■ **RECORDED INFORMATION**

━━━━━━━━━━

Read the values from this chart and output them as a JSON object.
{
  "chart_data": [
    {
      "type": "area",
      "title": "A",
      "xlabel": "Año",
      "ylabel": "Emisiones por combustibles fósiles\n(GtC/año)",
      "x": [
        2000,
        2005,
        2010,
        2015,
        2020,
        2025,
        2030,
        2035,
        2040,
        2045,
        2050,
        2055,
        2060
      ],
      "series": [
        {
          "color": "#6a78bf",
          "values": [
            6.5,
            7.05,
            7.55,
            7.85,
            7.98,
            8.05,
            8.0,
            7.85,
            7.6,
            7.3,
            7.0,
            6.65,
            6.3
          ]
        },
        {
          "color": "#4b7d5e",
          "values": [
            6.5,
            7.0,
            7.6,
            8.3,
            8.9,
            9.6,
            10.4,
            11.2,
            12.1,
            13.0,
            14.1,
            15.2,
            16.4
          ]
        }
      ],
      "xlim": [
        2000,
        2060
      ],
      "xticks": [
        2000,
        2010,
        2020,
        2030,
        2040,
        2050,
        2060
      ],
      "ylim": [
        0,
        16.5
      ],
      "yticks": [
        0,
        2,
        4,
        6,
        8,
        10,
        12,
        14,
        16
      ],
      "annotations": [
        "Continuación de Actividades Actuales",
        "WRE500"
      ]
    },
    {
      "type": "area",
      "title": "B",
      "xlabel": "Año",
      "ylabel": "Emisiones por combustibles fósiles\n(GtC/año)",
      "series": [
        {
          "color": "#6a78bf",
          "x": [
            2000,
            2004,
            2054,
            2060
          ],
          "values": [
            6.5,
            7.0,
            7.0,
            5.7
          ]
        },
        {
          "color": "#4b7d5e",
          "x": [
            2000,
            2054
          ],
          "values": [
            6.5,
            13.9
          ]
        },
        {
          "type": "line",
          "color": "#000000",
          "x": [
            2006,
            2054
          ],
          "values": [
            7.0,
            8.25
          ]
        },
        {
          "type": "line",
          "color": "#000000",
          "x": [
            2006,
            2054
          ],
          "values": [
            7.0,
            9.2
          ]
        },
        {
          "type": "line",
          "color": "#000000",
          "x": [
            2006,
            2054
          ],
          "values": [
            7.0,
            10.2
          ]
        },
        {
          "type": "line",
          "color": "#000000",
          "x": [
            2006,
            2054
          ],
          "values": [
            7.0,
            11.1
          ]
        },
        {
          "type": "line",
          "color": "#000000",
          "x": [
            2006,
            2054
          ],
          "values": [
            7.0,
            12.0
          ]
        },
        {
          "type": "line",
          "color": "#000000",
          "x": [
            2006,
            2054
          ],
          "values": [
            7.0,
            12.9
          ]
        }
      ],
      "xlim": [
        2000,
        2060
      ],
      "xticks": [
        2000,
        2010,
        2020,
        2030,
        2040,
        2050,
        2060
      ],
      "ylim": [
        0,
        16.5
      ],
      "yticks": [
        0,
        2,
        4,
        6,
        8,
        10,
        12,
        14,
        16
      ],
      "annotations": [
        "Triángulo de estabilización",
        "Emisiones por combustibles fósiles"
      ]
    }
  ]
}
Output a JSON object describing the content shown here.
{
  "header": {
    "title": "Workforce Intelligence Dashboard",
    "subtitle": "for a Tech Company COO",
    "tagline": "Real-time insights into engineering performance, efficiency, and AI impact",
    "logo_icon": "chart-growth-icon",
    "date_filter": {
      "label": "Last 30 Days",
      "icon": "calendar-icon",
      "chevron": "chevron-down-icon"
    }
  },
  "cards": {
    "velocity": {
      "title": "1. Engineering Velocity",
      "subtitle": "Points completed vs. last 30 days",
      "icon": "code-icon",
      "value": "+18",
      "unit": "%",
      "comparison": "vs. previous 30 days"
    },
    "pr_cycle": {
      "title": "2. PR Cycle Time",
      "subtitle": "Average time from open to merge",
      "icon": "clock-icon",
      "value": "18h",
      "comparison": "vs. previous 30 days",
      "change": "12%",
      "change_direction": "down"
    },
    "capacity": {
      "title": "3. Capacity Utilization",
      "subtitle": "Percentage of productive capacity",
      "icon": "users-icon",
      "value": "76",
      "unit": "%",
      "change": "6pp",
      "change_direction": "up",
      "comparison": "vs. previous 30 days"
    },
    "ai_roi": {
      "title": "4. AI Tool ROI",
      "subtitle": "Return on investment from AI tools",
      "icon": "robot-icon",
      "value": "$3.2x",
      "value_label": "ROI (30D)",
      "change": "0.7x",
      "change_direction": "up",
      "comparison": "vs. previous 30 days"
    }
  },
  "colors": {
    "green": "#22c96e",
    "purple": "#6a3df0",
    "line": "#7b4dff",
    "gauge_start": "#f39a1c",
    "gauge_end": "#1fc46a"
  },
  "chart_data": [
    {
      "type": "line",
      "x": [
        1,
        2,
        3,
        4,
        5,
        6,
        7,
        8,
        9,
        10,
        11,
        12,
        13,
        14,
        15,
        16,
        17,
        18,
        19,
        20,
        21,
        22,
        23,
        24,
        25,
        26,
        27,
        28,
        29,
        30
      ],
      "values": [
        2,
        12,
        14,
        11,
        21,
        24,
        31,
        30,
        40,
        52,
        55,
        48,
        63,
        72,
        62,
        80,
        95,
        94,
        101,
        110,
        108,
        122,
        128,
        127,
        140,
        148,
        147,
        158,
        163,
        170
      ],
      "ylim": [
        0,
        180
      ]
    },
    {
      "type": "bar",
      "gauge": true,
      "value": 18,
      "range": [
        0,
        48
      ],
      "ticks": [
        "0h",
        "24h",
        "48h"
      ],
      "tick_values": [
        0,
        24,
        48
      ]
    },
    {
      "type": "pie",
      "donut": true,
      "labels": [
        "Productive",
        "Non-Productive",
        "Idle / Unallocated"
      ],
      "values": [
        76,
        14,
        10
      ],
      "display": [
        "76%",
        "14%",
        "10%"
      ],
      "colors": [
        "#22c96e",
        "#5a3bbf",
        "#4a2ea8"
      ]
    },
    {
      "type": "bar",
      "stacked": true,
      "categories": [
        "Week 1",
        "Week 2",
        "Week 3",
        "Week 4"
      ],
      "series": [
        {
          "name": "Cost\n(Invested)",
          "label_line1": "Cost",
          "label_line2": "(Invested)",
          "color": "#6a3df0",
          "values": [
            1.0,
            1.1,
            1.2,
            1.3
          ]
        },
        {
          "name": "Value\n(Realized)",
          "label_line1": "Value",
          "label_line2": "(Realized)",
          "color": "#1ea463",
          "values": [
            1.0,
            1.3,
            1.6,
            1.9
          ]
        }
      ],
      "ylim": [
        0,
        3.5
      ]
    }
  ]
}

━━━━━━━━━━

■ **EXERCISE DESCRIPTION**
Go over the data above and copy every line that has the word "Invested" in it.

■ **SOLUTION TO THIS TASK**
          "name": "Cost\n(Invested)",
          "label_line2": "(Invested)",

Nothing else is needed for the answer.